RECORDS

<<<<

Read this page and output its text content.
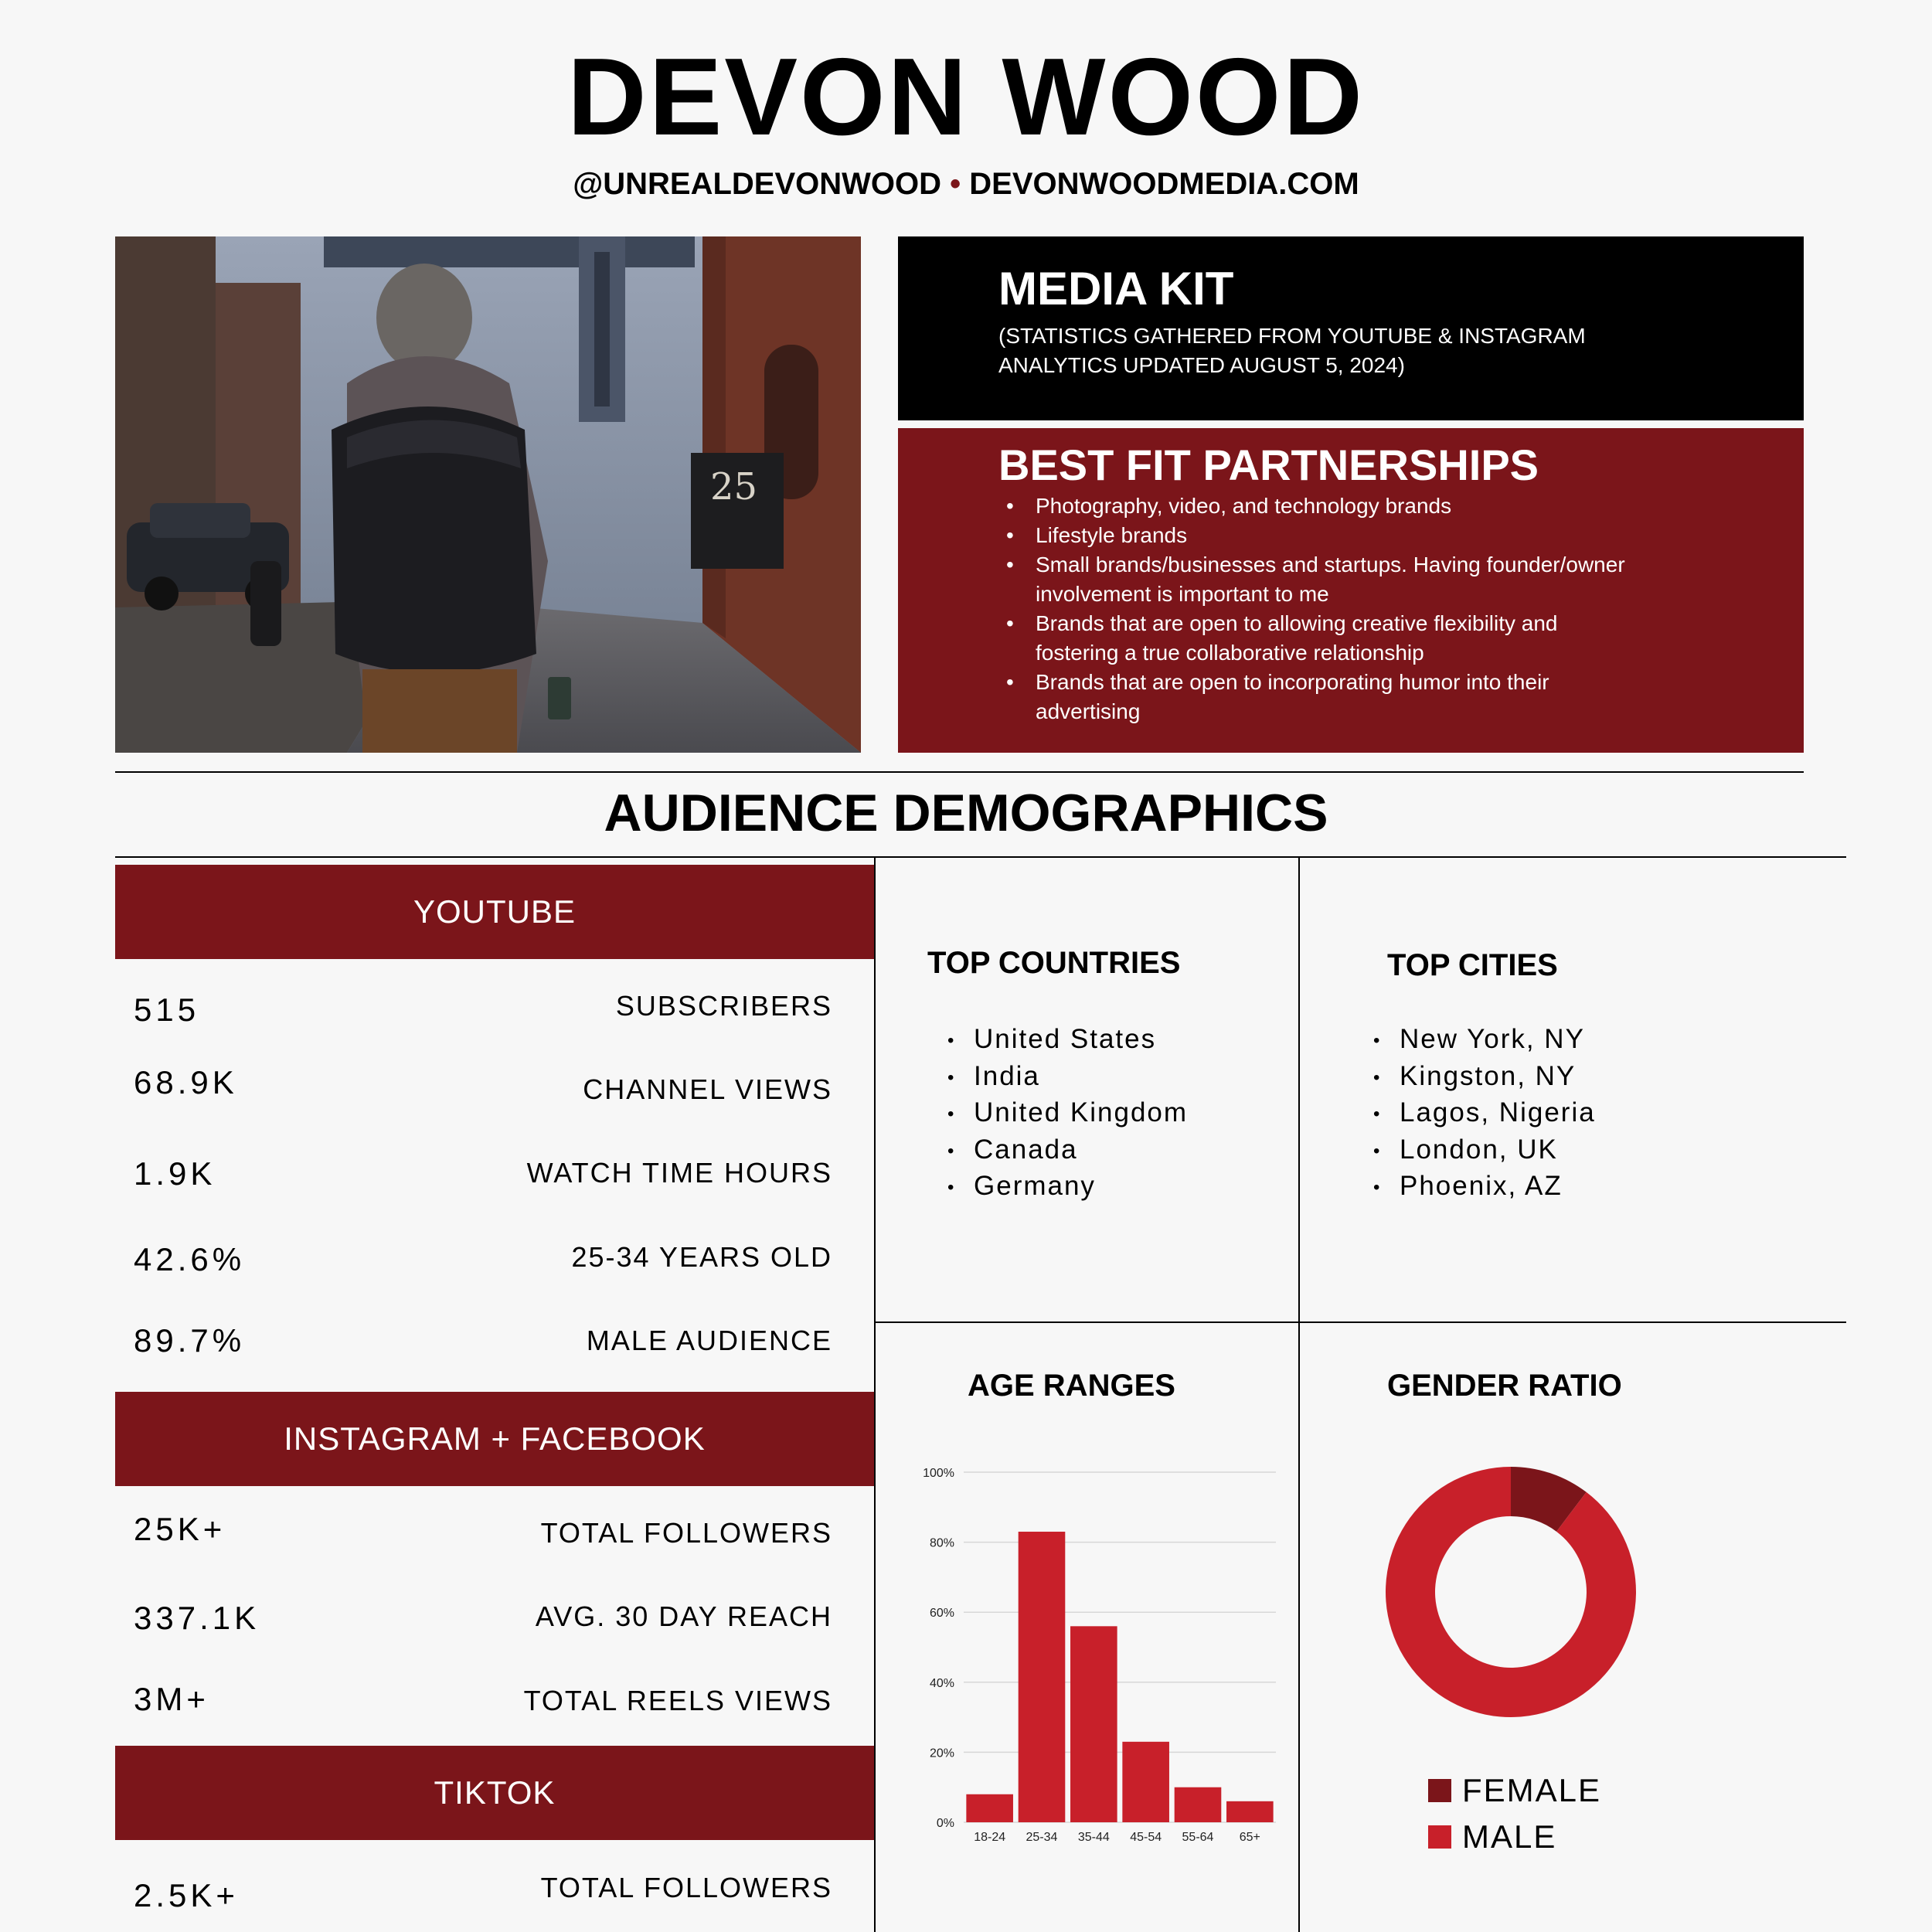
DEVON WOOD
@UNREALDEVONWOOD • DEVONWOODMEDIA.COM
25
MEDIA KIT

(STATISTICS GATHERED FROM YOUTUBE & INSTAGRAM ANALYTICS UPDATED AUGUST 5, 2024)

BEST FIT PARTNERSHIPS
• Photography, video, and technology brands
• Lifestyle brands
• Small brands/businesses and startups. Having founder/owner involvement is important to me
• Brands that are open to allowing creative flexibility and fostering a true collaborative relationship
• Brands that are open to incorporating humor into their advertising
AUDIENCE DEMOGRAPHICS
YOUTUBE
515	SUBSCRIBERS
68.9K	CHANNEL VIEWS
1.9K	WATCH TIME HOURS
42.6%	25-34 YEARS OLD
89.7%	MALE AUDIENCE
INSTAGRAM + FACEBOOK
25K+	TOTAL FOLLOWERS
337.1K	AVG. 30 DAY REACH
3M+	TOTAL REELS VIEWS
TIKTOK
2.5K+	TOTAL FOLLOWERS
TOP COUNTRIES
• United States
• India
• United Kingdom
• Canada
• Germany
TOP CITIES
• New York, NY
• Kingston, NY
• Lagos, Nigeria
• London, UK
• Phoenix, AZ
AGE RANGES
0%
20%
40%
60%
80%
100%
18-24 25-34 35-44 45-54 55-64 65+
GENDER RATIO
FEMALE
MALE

>>>>
<<<<

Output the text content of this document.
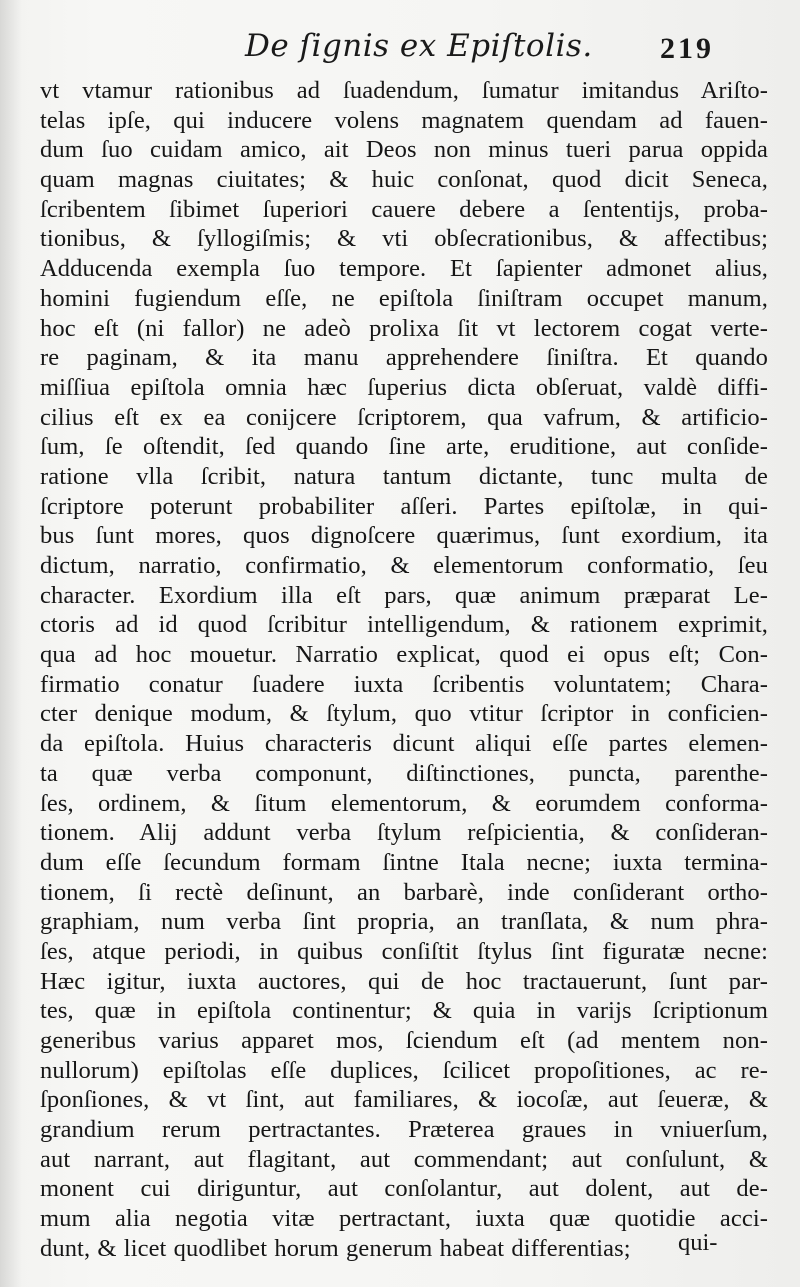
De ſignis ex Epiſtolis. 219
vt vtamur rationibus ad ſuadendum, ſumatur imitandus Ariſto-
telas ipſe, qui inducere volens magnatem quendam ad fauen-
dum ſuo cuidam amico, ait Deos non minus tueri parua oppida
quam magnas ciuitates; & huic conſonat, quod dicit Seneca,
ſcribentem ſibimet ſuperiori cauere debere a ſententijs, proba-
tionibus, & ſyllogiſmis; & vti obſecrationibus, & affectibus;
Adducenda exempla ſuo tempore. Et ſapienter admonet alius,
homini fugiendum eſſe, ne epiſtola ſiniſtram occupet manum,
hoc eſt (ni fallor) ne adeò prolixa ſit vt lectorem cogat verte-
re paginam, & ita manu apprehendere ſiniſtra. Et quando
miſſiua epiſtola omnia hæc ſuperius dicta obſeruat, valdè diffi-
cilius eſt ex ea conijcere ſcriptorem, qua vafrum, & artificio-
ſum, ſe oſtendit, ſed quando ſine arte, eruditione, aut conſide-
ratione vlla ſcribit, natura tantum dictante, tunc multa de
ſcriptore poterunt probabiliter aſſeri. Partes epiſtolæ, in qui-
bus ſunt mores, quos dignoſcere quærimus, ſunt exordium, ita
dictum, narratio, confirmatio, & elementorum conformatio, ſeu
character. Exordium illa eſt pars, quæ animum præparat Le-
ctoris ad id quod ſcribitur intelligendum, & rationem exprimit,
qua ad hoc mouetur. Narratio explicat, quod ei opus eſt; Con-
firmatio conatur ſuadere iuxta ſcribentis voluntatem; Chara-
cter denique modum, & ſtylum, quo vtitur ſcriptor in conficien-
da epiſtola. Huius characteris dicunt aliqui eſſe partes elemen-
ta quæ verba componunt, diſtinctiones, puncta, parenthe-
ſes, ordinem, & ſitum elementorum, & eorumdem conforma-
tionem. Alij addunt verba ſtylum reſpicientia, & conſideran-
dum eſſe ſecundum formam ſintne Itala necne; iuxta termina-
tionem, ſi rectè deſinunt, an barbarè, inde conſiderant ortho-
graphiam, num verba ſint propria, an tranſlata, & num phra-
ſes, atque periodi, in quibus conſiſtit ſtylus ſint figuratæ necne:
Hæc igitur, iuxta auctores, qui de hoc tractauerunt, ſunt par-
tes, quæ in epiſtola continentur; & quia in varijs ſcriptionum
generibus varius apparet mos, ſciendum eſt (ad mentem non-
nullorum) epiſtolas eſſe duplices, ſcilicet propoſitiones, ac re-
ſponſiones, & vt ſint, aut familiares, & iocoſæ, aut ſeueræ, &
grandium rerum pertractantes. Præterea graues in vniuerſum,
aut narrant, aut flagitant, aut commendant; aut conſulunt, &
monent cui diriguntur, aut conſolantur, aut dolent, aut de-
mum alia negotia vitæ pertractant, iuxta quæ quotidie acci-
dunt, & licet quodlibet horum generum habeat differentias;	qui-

>>>>

Gather up the lines that contain the word "necne".

EXERCISE RESULT
dum eſſe ſecundum formam ſintne Itala necne; iuxta termina-
ſes, atque periodi, in quibus conſiſtit ſtylus ſint figuratæ necne:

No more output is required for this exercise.